> To be done: Lay out each line of the data below as a numbered list, skipping blank lines and leaving out the pictures.

++++ Records supplied ++++

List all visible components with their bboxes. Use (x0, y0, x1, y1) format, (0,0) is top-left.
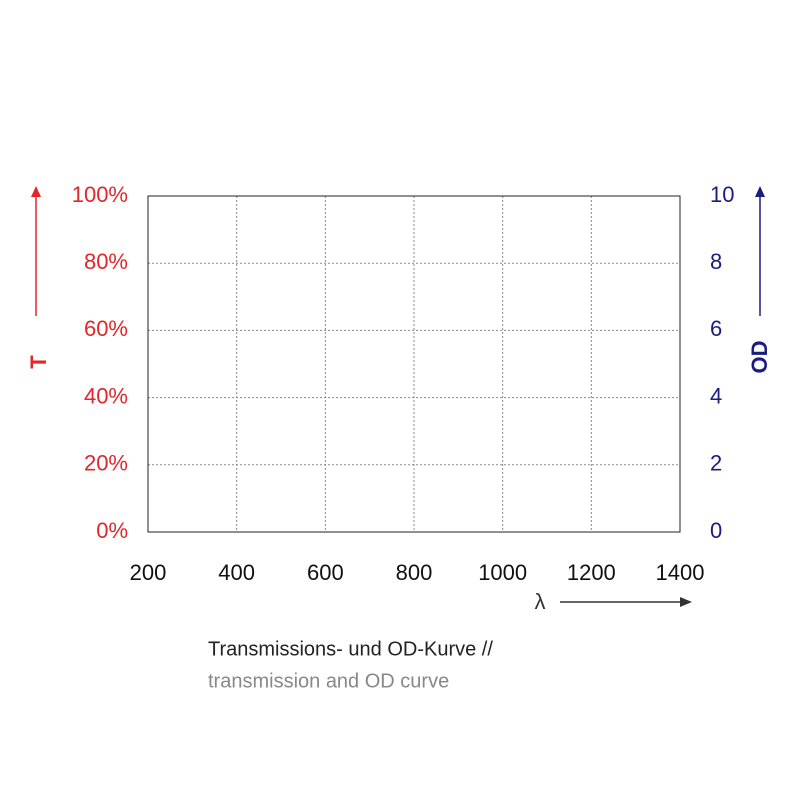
y2-tick-label: 0 (710, 518, 722, 543)
plot-frame (147, 195, 681, 533)
caption: transmission and OD curve (208, 670, 449, 692)
od-arrowhead (755, 186, 765, 197)
x-tick-label: 1000 (478, 560, 527, 585)
x-tick-label: 1200 (567, 560, 616, 585)
y2-tick-label: 2 (710, 451, 722, 476)
y2-tick-label: 6 (710, 316, 722, 341)
y-tick-label: 20% (84, 451, 128, 476)
x-tick-label: 600 (307, 560, 344, 585)
y-tick-label: 80% (84, 249, 128, 274)
y-tick-label: 40% (84, 383, 128, 408)
y2-tick-label: 4 (710, 383, 722, 408)
x-axis-label: λ (535, 589, 546, 614)
y-axis-label: T (26, 355, 51, 369)
x-tick-label: 1400 (656, 560, 705, 585)
x-tick-label: 800 (396, 560, 433, 585)
caption: Transmissions- und OD-Kurve // (208, 638, 493, 660)
y2-axis-label: OD (747, 341, 772, 374)
x-tick-label: 200 (130, 560, 167, 585)
x-tick-label: 400 (218, 560, 255, 585)
y-tick-label: 100% (72, 182, 128, 207)
y-tick-label: 0% (96, 518, 128, 543)
y2-tick-label: 10 (710, 182, 734, 207)
t-arrowhead (31, 186, 41, 197)
lambda-arrowhead (680, 597, 692, 607)
y-tick-label: 60% (84, 316, 128, 341)
y2-tick-label: 8 (710, 249, 722, 274)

++++

> Full answer:
1. List all visible components with their bboxes. Use (x0, y0, x1, y1) format, (0,0) is top-left.
2. y2-tick-label: 0 (710, 518, 722, 543)
3. plot-frame (147, 195, 681, 533)
4. caption: transmission and OD curve (208, 670, 449, 692)
5. od-arrowhead (755, 186, 765, 197)
6. x-tick-label: 1000 (478, 560, 527, 585)
7. x-tick-label: 1200 (567, 560, 616, 585)
8. y2-tick-label: 2 (710, 451, 722, 476)
9. y2-tick-label: 6 (710, 316, 722, 341)
10. y-tick-label: 20% (84, 451, 128, 476)
11. x-tick-label: 600 (307, 560, 344, 585)
12. y-tick-label: 80% (84, 249, 128, 274)
13. y-tick-label: 40% (84, 383, 128, 408)
14. y2-tick-label: 4 (710, 383, 722, 408)
15. x-axis-label: λ (535, 589, 546, 614)
16. y-axis-label: T (26, 355, 51, 369)
17. x-tick-label: 1400 (656, 560, 705, 585)
18. x-tick-label: 800 (396, 560, 433, 585)
19. caption: Transmissions- und OD-Kurve // (208, 638, 493, 660)
20. y2-axis-label: OD (747, 341, 772, 374)
21. x-tick-label: 200 (130, 560, 167, 585)
22. x-tick-label: 400 (218, 560, 255, 585)
23. y-tick-label: 100% (72, 182, 128, 207)
24. y-tick-label: 0% (96, 518, 128, 543)
25. y2-tick-label: 10 (710, 182, 734, 207)
26. t-arrowhead (31, 186, 41, 197)
27. lambda-arrowhead (680, 597, 692, 607)
28. y-tick-label: 60% (84, 316, 128, 341)
29. y2-tick-label: 8 (710, 249, 722, 274)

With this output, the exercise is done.